• **Exercise description**
Swap "Percent" for "Share" and write out the records again from the line with "I need the location" up to and including the line with "y-axis-ticks: 0 10", with everything else unchanged. Leave the pictures out of your answer.

• **Provided records**
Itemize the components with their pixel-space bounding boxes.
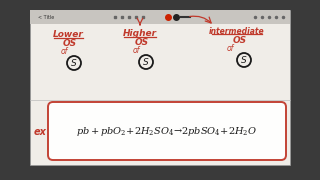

==

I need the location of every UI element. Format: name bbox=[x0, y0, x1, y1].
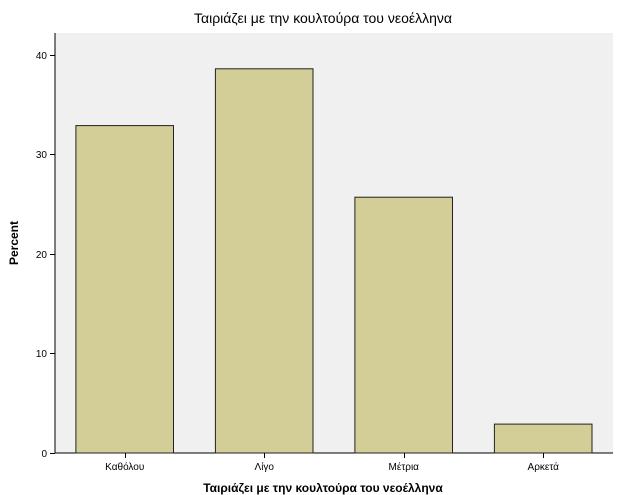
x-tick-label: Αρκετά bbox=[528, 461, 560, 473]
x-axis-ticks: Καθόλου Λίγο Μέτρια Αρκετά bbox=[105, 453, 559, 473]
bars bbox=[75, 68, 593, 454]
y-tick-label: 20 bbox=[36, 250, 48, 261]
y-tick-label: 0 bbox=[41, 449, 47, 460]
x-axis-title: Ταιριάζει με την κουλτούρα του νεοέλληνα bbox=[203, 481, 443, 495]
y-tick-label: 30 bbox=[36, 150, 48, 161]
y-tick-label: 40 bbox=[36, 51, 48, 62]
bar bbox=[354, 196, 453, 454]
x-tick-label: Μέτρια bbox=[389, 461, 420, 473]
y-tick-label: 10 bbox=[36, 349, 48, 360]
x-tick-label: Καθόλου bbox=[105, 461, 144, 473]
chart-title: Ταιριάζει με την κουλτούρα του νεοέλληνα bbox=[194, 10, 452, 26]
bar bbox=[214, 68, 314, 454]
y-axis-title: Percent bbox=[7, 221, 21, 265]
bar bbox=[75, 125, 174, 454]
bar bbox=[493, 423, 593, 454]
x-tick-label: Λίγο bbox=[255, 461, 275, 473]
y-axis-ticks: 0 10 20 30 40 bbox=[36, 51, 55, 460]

==

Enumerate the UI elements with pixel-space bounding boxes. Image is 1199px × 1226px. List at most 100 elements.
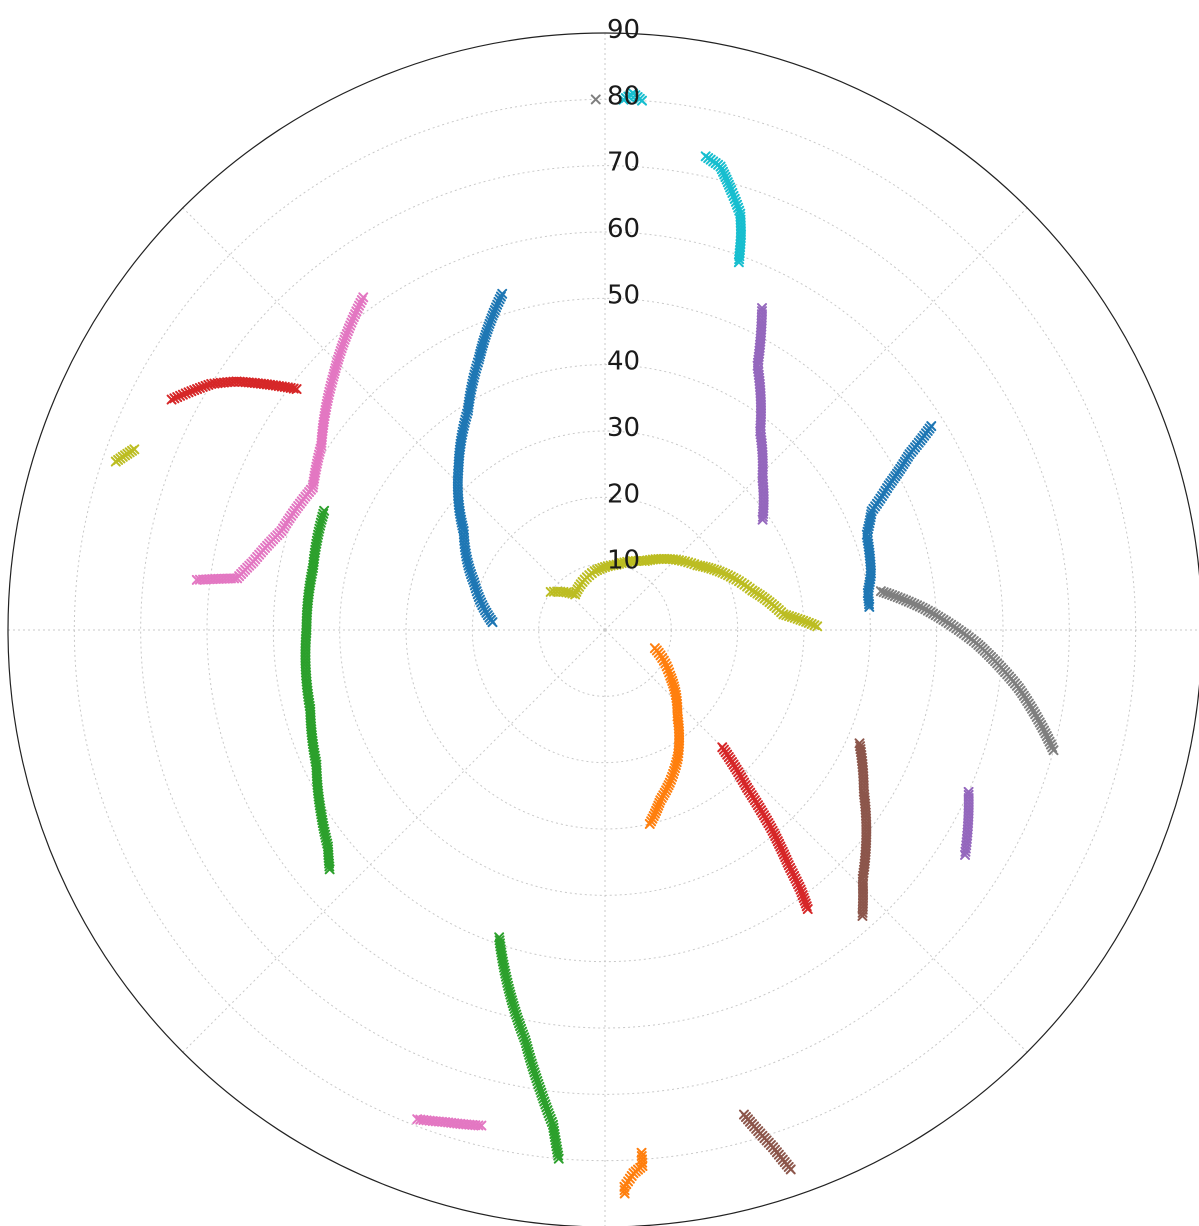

• **Result below**
I need the location of every UI element. Format: name bbox=[x0, y0, x1, y1].
x-tick-label: Αρκετά bbox=[528, 461, 560, 473]
x-axis-ticks: Καθόλου Λίγο Μέτρια Αρκετά bbox=[105, 453, 559, 473]
bars bbox=[75, 68, 593, 454]
y-tick-label: 20 bbox=[36, 250, 48, 261]
y-tick-label: 0 bbox=[41, 449, 47, 460]
x-axis-title: Ταιριάζει με την κουλτούρα του νεοέλληνα bbox=[203, 481, 443, 495]
y-tick-label: 30 bbox=[36, 150, 48, 161]
y-tick-label: 40 bbox=[36, 51, 48, 62]
bar bbox=[354, 196, 453, 454]
x-tick-label: Μέτρια bbox=[389, 461, 420, 473]
y-tick-label: 10 bbox=[36, 349, 48, 360]
x-tick-label: Καθόλου bbox=[105, 461, 144, 473]
chart-title: Ταιριάζει με την κουλτούρα του νεοέλληνα bbox=[194, 10, 452, 26]
bar bbox=[214, 68, 314, 454]
y-axis-title: Share bbox=[7, 221, 21, 265]
bar bbox=[75, 125, 174, 454]
bar bbox=[493, 423, 593, 454]
x-tick-label: Λίγο bbox=[255, 461, 275, 473]
y-axis-ticks: 0 10 20 30 40 bbox=[36, 51, 55, 460]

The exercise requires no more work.